- Compito da svolgere
Scrivi il seguito del testo sull'analisi FDOM, riprendendo subito dopo la sua ultima frase.

- Testo estratto
Per poter definire la strategia di comunicazione bisogna analizzare il contesto competitivo in cui opera l’azienda.
Il punto di partenza dell’analisi FDOM è l’ambiente di marketing (insieme delle forze con cui si relaziona l’azienda per svolgere le sue attività).
L’ambiente di marketing è suddiviso in:
  • Macroambiente: insieme di forze e tendenze non controllabili nel quale si determinano minacce e opportunità per l’azienda.
E’ costituito dall’ambiente demografico, dall’ambiente fisico, dall’ambiente tecnologico, dall’ambiente politico e istituzionale, dall’ambiente economico e da quello socioculturale.
  • Microambiente: insieme di coloro che operano nel mercato di interesse dell’azienda, fornitori, intermediari, competitors, pubblico e clienti.
L’obiettivo dell’analisi FDOM (o SWOT) è quello di individuare minacce e opportunità che possono scaturire dall’ambiente e quindi definire il livello di probabilità con cui tali eventi possono manifestarsi e l’impatto, positivo o negativo, che possono avere sull’azienda.
I risultati sono riepilogati su un grafico, in ascissa il livello di probabilità e in ordinata il livello di impatto.
Gli eventi collocati nel quadrante 3 non necessitano di azioni.
Per gli eventi all’interno dei quadranti 3 e 4 si dovrà monitorare la situazione e per gli eventi collocati nel quadrante 2 si
dovrà agire.

Dopo si dovrà valutare la capacità competitiva dell’azienda (punti di forza e debolezza) in relazione ai livelli di performance dei competitors su determinati fattori e in base all’importanza che il cliente attribuisce a tali fattori.

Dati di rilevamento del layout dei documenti
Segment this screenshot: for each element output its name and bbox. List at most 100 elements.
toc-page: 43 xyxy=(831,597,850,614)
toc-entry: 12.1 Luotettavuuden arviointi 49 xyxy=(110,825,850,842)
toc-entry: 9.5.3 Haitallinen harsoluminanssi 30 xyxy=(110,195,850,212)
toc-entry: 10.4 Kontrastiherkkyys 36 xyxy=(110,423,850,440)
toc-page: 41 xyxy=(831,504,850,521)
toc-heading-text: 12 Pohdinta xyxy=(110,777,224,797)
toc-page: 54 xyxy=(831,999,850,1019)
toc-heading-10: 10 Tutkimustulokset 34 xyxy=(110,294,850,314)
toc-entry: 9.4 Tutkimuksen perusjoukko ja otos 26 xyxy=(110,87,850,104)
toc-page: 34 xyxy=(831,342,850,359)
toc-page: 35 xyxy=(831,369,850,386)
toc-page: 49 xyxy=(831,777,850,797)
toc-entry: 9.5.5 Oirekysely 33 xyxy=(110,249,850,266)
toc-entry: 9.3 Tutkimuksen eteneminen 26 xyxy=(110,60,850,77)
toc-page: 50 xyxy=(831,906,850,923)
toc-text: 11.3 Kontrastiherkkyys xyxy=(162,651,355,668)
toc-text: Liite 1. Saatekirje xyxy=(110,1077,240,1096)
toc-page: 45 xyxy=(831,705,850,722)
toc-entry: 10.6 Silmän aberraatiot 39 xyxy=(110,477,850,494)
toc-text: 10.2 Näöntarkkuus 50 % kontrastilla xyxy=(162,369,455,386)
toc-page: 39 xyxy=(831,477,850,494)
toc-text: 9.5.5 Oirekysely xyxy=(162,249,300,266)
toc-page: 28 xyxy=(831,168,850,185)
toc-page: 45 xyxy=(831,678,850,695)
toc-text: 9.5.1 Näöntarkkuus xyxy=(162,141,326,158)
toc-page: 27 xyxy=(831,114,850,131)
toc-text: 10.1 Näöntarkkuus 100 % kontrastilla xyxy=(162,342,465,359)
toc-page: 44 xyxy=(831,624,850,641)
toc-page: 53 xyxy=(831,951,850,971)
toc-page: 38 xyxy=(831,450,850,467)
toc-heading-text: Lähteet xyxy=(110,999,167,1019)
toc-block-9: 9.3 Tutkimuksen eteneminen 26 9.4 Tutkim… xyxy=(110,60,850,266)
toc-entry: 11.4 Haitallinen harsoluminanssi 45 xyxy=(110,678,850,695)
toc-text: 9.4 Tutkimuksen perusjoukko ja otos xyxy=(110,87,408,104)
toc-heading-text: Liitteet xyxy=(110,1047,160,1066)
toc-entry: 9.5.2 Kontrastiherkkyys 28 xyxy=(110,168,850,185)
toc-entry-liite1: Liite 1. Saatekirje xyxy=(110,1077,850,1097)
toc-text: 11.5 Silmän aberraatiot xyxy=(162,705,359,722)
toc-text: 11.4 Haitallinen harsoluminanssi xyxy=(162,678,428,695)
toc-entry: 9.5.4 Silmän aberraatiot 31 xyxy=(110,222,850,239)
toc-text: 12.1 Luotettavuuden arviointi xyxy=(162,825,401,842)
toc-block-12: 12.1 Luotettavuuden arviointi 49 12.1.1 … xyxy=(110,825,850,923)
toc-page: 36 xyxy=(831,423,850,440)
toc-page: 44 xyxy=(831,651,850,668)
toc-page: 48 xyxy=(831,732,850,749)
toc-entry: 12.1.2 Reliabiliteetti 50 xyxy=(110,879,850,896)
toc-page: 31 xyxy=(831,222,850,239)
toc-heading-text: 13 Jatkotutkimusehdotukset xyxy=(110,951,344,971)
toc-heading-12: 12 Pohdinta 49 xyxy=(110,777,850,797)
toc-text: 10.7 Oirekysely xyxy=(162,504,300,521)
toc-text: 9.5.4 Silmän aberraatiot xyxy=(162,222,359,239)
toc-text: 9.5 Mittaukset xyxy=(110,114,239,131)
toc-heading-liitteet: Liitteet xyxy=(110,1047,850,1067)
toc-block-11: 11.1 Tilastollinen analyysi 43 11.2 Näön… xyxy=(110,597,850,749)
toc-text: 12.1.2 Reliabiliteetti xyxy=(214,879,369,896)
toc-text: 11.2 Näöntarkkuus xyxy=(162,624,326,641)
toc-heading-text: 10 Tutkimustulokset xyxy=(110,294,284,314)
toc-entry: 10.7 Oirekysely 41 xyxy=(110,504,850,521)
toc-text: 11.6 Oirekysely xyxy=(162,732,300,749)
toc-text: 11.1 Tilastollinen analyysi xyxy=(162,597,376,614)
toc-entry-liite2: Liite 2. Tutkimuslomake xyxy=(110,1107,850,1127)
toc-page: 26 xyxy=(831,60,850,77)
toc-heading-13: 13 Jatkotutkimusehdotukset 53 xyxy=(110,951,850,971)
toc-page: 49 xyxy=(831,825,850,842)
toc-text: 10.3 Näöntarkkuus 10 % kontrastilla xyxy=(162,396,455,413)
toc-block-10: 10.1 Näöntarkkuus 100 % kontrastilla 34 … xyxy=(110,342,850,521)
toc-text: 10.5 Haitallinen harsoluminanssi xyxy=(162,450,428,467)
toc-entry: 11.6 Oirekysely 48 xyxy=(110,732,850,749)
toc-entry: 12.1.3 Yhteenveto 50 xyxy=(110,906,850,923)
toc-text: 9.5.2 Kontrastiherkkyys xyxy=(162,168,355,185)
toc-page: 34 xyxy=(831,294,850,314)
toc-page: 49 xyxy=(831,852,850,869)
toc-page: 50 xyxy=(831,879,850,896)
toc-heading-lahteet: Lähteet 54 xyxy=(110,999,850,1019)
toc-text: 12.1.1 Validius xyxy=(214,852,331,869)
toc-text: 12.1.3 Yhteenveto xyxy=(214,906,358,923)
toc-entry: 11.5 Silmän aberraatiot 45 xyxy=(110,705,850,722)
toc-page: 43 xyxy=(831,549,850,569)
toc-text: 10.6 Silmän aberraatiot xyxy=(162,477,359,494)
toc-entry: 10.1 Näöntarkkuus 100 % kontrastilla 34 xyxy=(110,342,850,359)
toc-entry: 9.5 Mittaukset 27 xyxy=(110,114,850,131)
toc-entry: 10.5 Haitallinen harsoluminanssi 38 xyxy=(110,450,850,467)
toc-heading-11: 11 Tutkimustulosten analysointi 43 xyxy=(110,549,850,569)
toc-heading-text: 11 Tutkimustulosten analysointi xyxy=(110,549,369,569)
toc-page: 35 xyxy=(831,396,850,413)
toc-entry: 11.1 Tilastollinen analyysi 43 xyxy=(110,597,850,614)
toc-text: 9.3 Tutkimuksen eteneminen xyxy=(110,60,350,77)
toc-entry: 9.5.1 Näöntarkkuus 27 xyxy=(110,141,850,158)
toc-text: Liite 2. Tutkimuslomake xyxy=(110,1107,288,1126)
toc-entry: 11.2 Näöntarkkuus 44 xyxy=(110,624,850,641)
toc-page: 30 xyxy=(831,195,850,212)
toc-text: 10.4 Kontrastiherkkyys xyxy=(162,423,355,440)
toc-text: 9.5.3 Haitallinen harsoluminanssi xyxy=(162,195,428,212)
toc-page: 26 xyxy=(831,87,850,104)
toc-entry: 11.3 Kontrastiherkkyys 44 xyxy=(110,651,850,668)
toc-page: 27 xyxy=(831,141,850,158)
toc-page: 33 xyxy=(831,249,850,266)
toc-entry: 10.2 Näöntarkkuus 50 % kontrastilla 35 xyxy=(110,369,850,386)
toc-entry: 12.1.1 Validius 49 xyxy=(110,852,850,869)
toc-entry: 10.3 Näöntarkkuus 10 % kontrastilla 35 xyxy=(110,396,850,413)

- Risultato del compito
I risultati sono riportati in un grafico, in ascissa sarà indicato il livello di performance e in ordinata il livello di importanza.
Per i fattori collocati nei quadranti 2 e 3 non sono necessarie azioni.
Per i fattori all’interno del quadrante 1 è necessaria qualche iniziativa (fattori importanti e performance bassa).
Per i fattori all’internodel quadrante 4 occorre una politica di disinvestimento.

Per l’analisi delle strategie di marketing si può usare il modello CVP (Ciclo di Vita del Prodotto).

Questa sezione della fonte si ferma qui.